EXERCISE AIM
Nothing but the lines from the one containing "What text is on this page?" through the last line of the records below should be copied, exactly and without pictures.

[Records from a data source]
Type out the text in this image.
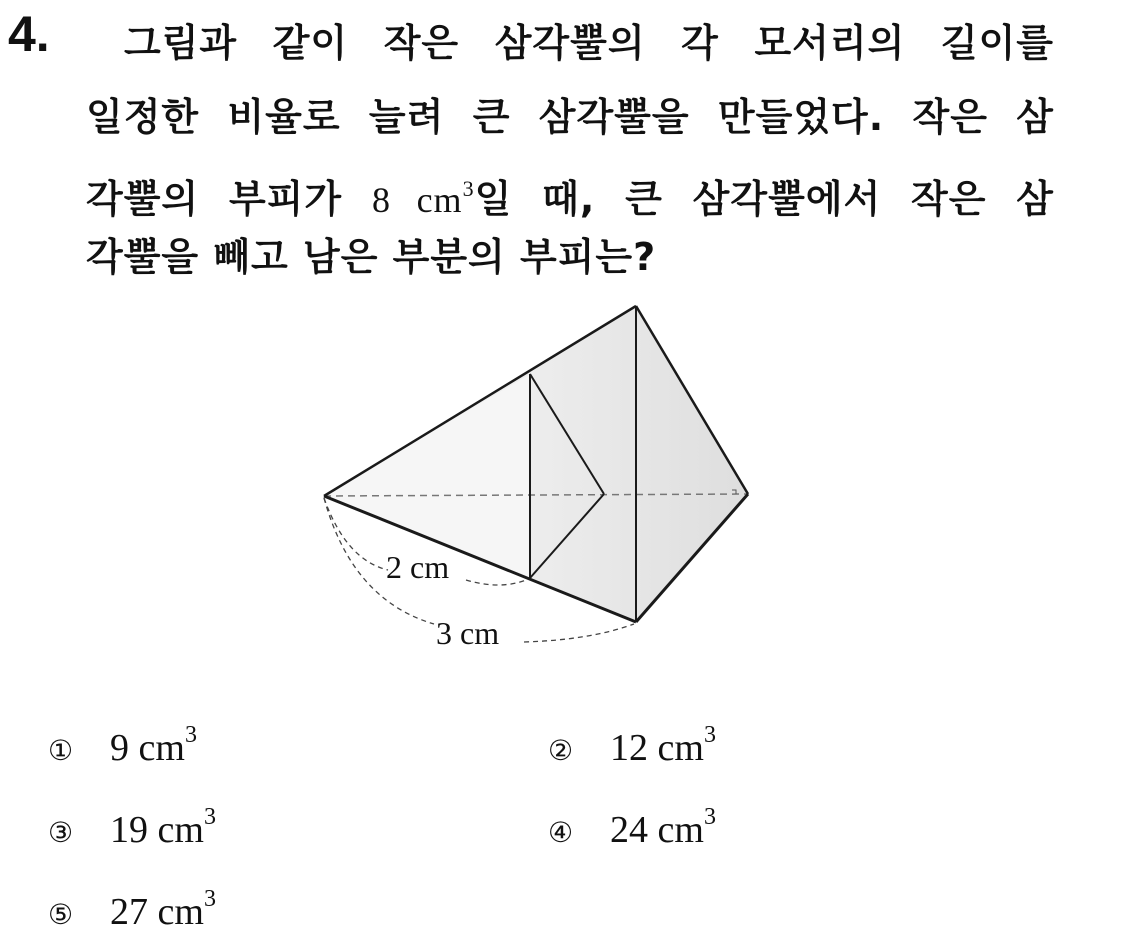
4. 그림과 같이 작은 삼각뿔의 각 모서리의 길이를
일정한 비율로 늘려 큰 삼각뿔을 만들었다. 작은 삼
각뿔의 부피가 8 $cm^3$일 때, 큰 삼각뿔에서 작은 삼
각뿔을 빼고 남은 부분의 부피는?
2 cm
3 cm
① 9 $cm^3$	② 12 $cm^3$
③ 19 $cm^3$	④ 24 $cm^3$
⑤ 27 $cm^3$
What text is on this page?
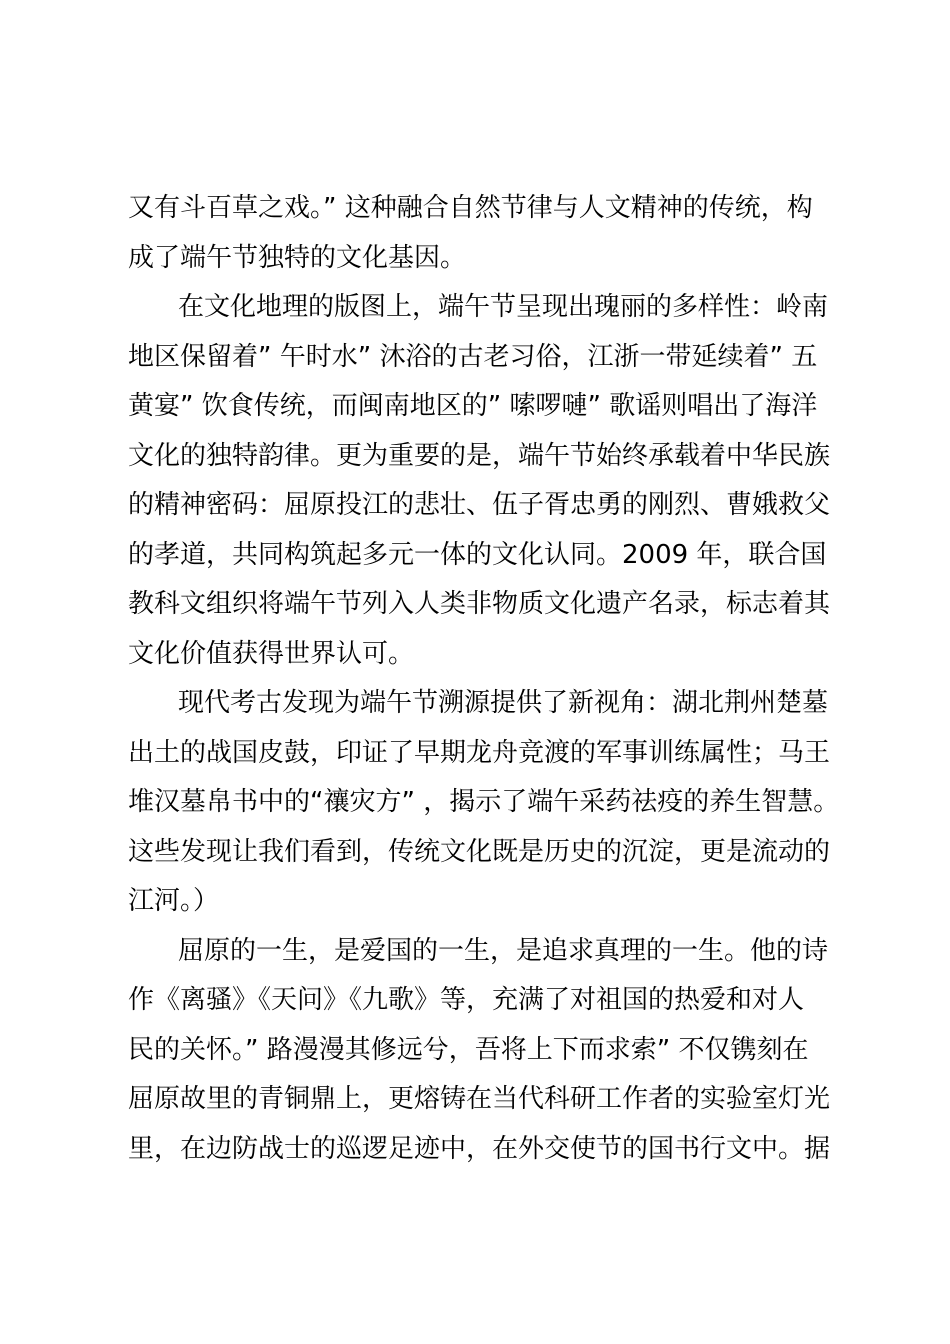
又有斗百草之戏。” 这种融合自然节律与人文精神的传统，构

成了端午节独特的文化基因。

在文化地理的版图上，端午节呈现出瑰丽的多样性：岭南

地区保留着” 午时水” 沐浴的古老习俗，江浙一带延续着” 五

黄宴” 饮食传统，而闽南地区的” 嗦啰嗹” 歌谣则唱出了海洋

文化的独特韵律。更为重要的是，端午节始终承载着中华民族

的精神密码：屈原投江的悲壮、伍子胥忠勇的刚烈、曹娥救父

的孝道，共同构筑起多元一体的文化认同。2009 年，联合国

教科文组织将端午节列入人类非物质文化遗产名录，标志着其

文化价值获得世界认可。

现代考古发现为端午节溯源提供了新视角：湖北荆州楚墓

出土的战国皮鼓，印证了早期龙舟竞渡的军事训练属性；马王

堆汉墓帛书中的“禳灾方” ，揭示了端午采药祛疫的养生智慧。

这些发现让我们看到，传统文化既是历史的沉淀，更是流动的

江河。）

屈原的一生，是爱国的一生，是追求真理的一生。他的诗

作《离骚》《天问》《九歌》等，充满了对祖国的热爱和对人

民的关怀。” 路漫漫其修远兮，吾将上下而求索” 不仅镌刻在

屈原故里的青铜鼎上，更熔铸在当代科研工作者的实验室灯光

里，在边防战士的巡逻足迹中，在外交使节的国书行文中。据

THE RESPONSE
What text is on this page?
又有斗百草之戏。” 这种融合自然节律与人文精神的传统，构

成了端午节独特的文化基因。

在文化地理的版图上，端午节呈现出瑰丽的多样性：岭南

地区保留着” 午时水” 沐浴的古老习俗，江浙一带延续着” 五

黄宴” 饮食传统，而闽南地区的” 嗦啰嗹” 歌谣则唱出了海洋

文化的独特韵律。更为重要的是，端午节始终承载着中华民族

的精神密码：屈原投江的悲壮、伍子胥忠勇的刚烈、曹娥救父

的孝道，共同构筑起多元一体的文化认同。2009 年，联合国

教科文组织将端午节列入人类非物质文化遗产名录，标志着其

文化价值获得世界认可。

现代考古发现为端午节溯源提供了新视角：湖北荆州楚墓

出土的战国皮鼓，印证了早期龙舟竞渡的军事训练属性；马王

堆汉墓帛书中的“禳灾方” ，揭示了端午采药祛疫的养生智慧。

这些发现让我们看到，传统文化既是历史的沉淀，更是流动的

江河。）

屈原的一生，是爱国的一生，是追求真理的一生。他的诗

作《离骚》《天问》《九歌》等，充满了对祖国的热爱和对人

民的关怀。” 路漫漫其修远兮，吾将上下而求索” 不仅镌刻在

屈原故里的青铜鼎上，更熔铸在当代科研工作者的实验室灯光

里，在边防战士的巡逻足迹中，在外交使节的国书行文中。据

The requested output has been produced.